● WHAT TO DO
Wherever the string "были" appears in a line, extract that line.

● RECORD EXCERPTS
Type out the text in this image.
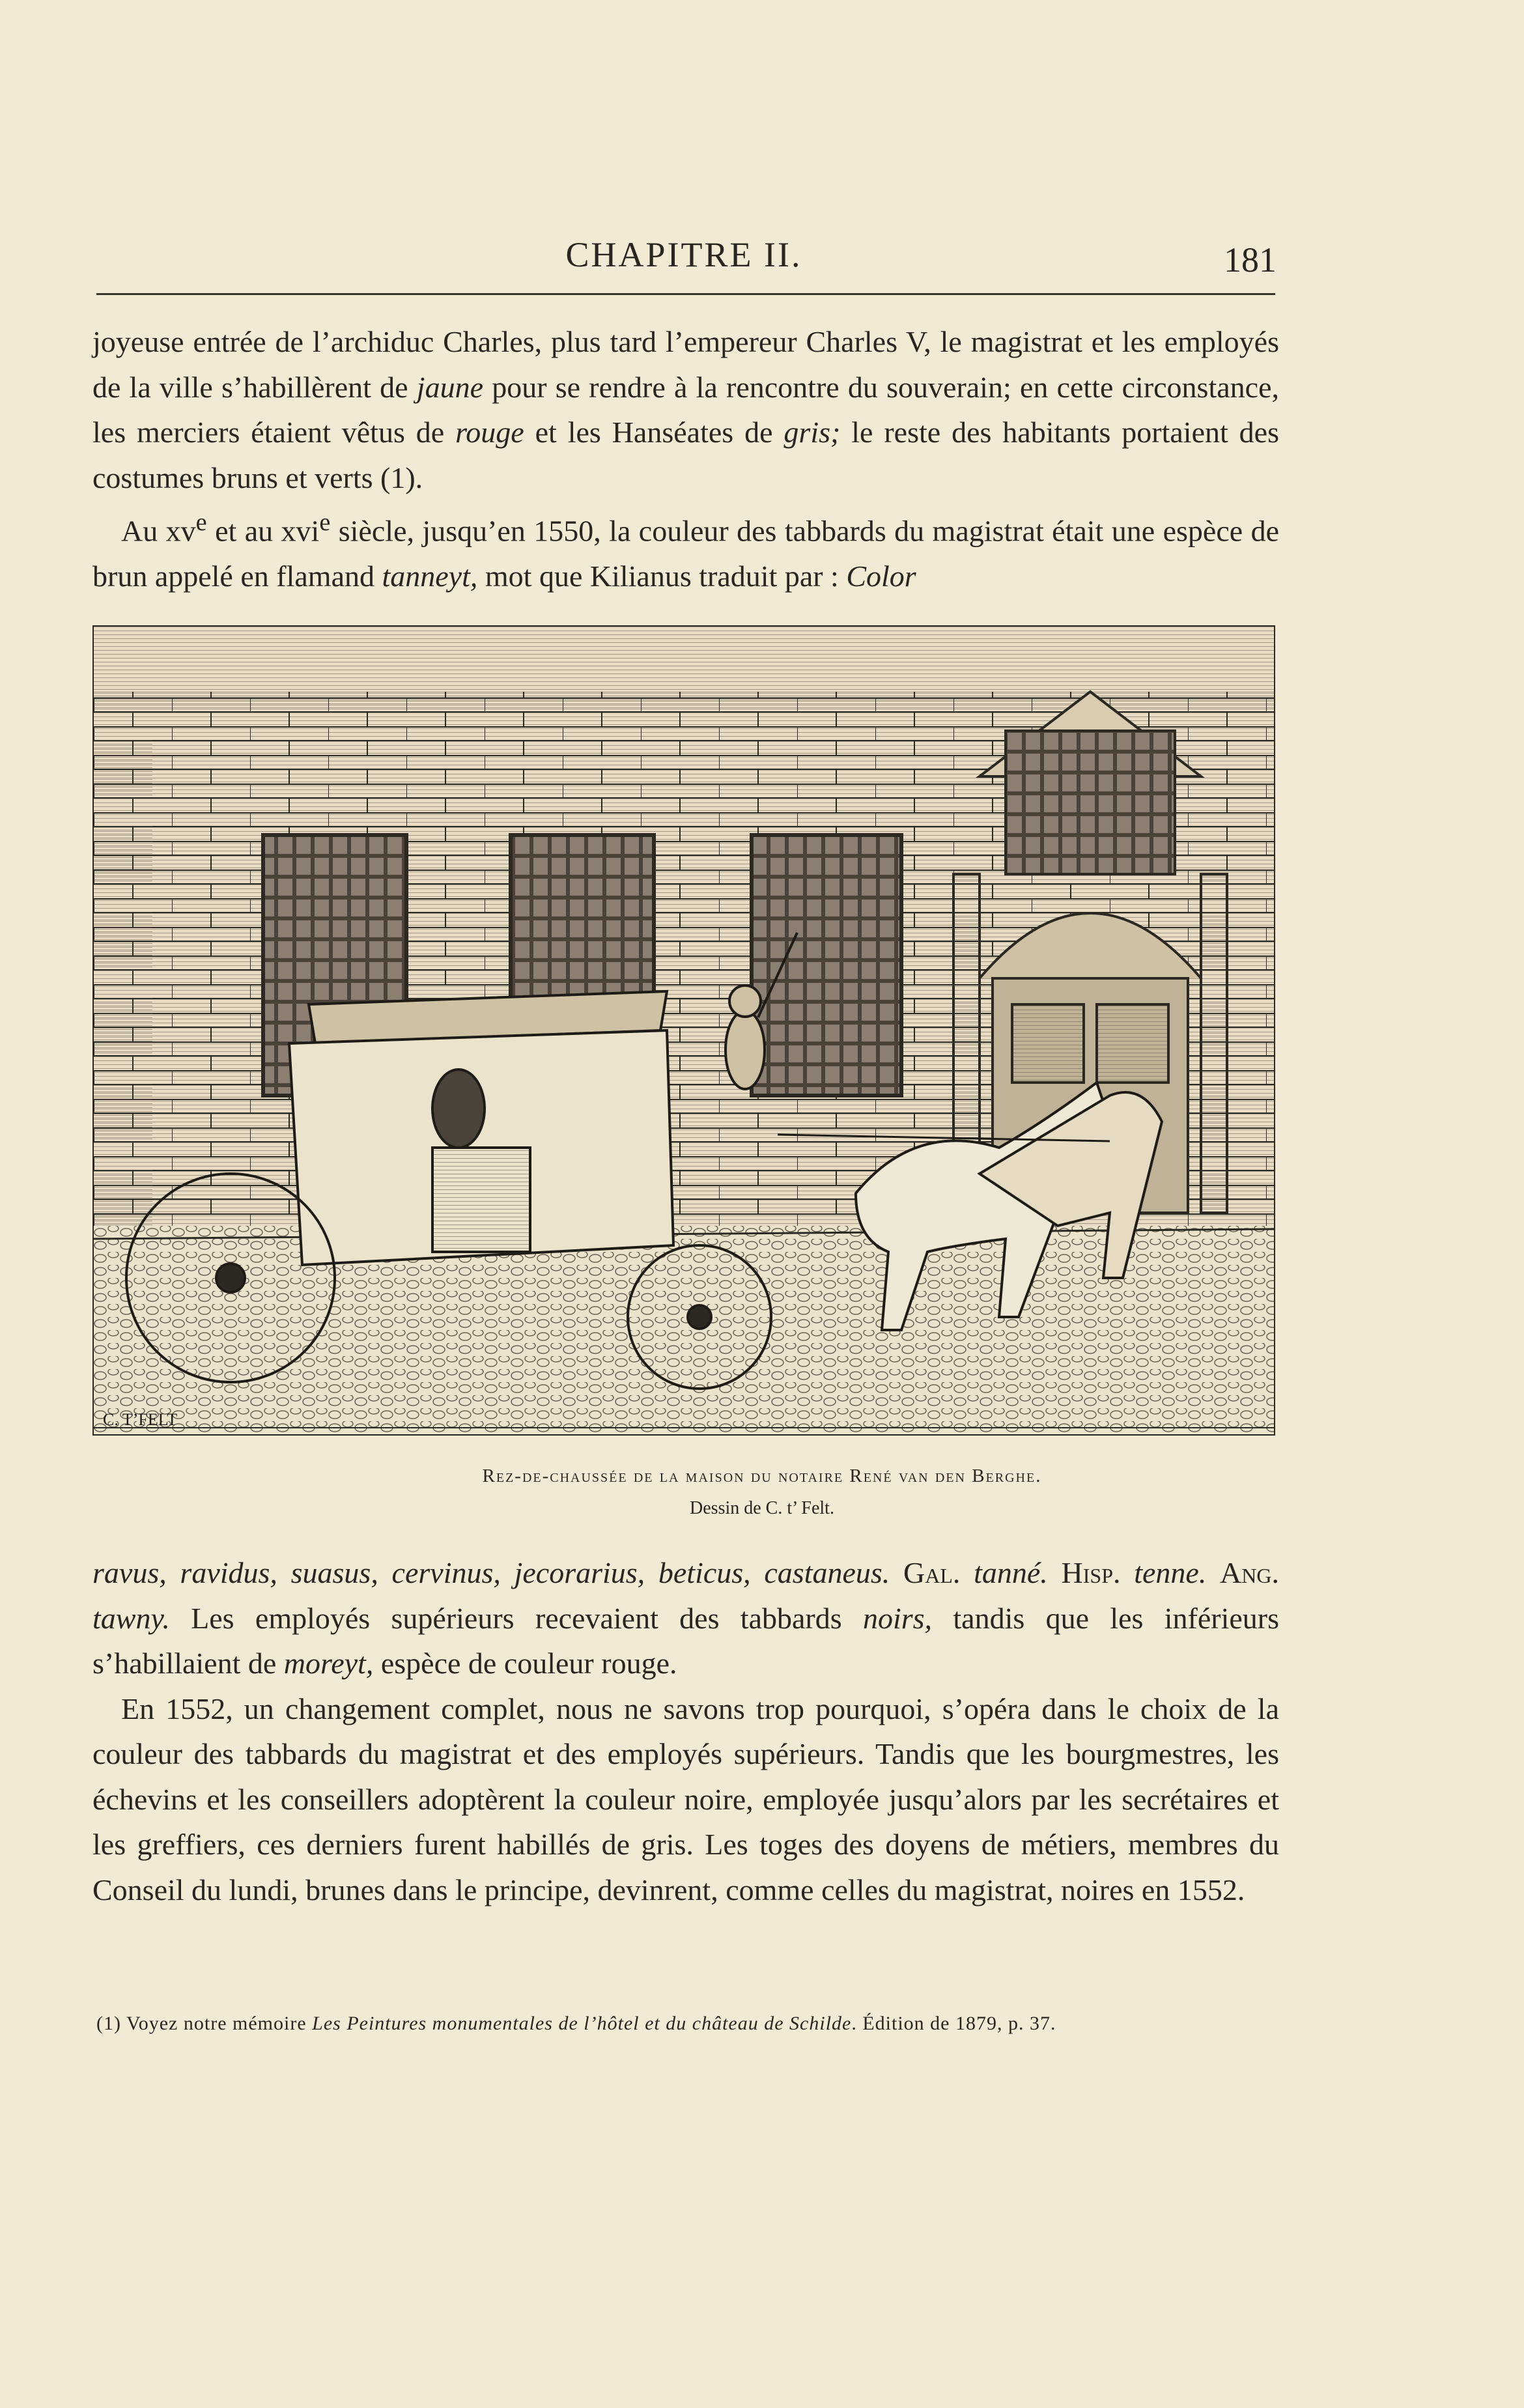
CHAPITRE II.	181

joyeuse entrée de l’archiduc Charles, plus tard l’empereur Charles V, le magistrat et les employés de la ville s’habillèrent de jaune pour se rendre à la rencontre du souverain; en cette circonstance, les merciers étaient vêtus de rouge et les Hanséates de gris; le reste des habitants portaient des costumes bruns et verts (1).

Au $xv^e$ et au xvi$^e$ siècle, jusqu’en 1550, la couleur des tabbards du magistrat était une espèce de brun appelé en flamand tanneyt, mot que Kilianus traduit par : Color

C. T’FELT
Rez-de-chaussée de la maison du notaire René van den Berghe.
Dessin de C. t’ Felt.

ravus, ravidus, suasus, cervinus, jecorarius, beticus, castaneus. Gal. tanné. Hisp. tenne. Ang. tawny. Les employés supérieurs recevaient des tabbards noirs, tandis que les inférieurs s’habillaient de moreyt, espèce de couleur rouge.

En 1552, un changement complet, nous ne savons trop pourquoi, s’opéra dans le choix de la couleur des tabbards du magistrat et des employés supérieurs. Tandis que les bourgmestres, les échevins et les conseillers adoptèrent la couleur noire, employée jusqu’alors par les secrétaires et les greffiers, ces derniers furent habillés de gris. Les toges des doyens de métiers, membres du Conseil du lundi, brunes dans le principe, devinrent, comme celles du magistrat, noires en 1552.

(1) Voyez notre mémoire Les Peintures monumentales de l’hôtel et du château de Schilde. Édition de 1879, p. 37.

---

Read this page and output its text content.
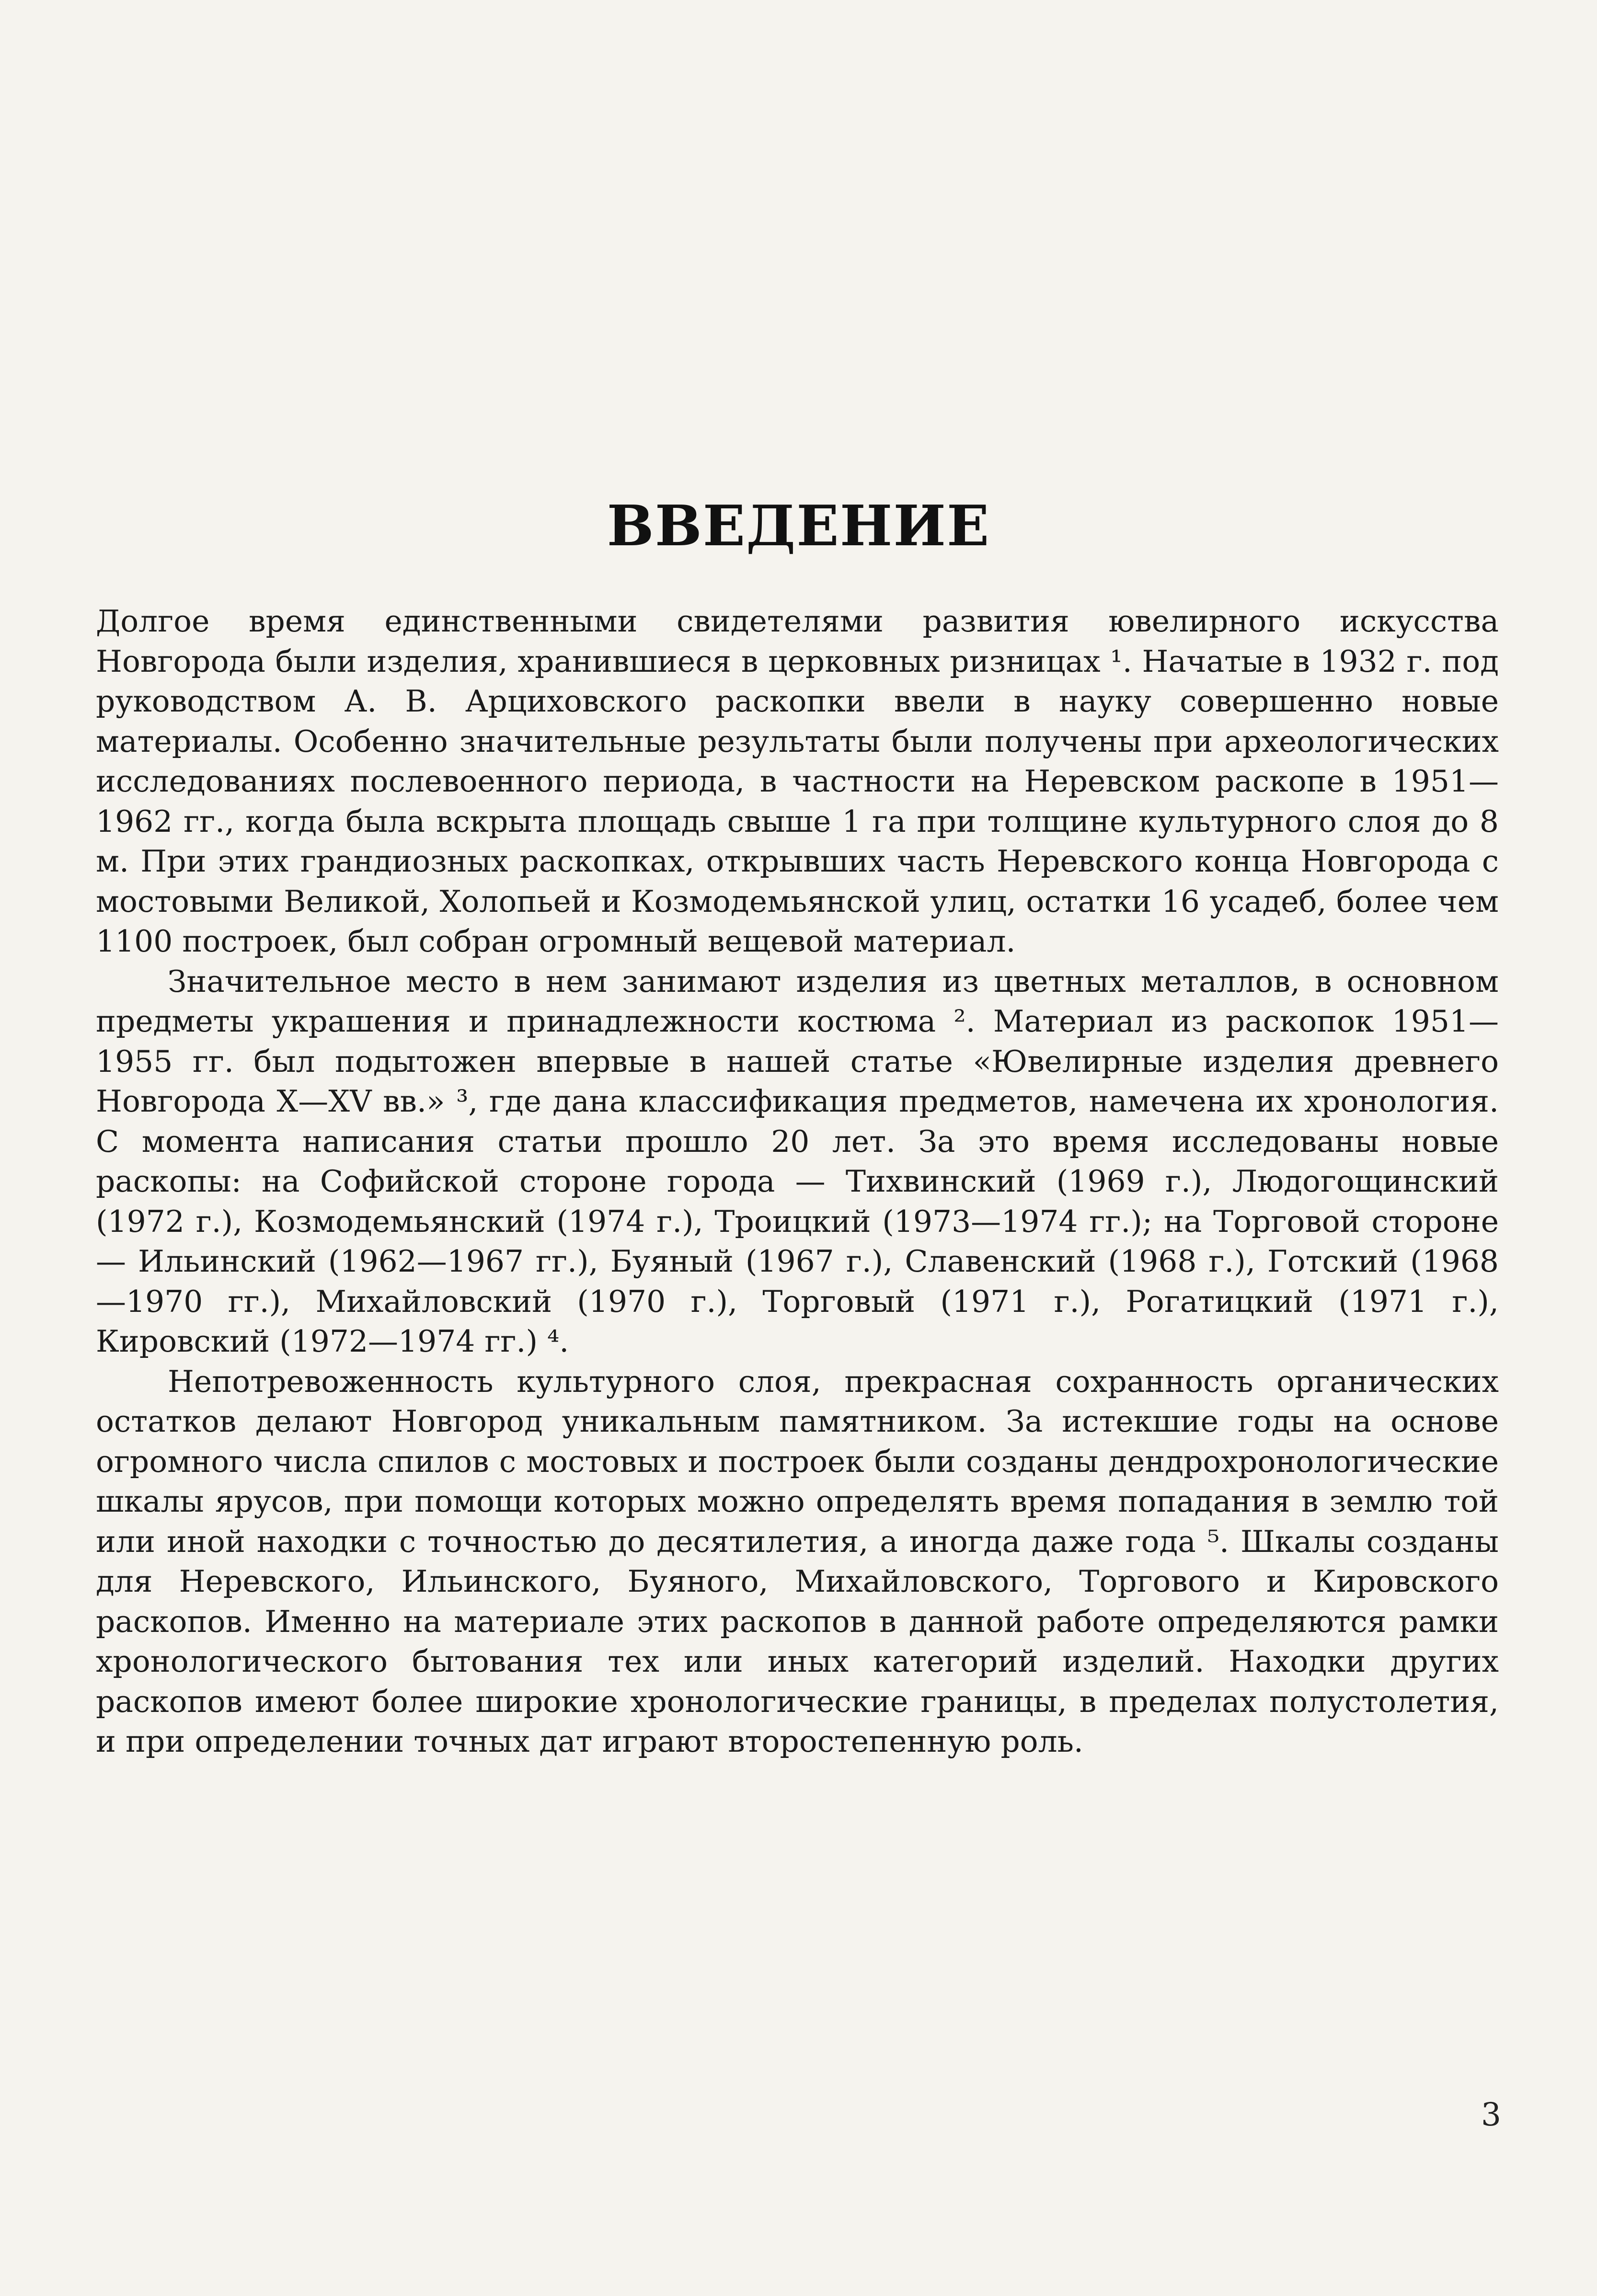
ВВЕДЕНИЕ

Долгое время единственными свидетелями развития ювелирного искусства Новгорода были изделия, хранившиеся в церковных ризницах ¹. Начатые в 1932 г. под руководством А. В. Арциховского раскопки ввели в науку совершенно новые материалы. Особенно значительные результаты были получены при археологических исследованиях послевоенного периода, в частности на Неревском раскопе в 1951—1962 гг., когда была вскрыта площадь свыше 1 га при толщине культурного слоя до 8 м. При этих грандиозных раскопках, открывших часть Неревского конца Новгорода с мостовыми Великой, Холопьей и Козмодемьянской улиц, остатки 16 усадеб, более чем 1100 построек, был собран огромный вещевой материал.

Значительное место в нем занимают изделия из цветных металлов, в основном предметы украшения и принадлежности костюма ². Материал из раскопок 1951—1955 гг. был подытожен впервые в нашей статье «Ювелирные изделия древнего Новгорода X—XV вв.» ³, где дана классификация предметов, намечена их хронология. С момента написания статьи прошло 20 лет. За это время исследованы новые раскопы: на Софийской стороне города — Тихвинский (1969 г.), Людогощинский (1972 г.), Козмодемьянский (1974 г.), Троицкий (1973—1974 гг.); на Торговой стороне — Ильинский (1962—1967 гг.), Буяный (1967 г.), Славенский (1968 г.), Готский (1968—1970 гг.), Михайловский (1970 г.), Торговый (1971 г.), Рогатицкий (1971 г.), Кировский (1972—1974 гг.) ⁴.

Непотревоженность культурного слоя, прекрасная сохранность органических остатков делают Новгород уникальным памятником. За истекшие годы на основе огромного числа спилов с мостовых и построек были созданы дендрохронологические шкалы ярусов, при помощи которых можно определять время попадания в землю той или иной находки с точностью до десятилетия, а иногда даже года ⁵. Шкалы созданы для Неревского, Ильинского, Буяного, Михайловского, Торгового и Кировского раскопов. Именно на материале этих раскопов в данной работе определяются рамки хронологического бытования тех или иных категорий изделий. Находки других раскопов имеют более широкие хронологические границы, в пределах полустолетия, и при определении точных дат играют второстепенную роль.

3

● ANSWER IN FULL
Долгое время единственными свидетелями развития ювелирного искусства Новгорода были изделия, хранившиеся в церковных ризницах ¹. Начатые в 1932 г. под руководством А. В. Арциховского раскопки ввели в науку совершенно новые материалы. Особенно значительные результаты были получены при археологических исследованиях послевоенного периода, в частности на Неревском раскопе в 1951—1962 гг., когда была вскрыта площадь свыше 1 га при толщине культурного слоя до 8 м. При этих грандиозных раскопках, открывших часть Неревского конца Новгорода с мостовыми Великой, Холопьей и Козмодемьянской улиц, остатки 16 усадеб, более чем 1100 построек, был собран огромный вещевой материал.
Непотревоженность культурного слоя, прекрасная сохранность органических остатков делают Новгород уникальным памятником. За истекшие годы на основе огромного числа спилов с мостовых и построек были созданы дендрохронологические шкалы ярусов, при помощи которых можно определять время попадания в землю той или иной находки с точностью до десятилетия, а иногда даже года ⁵. Шкалы созданы для Неревского, Ильинского, Буяного, Михайловского, Торгового и Кировского раскопов. Именно на материале этих раскопов в данной работе определяются рамки хронологического бытования тех или иных категорий изделий. Находки других раскопов имеют более широкие хронологические границы, в пределах полустолетия, и при определении точных дат играют второстепенную роль.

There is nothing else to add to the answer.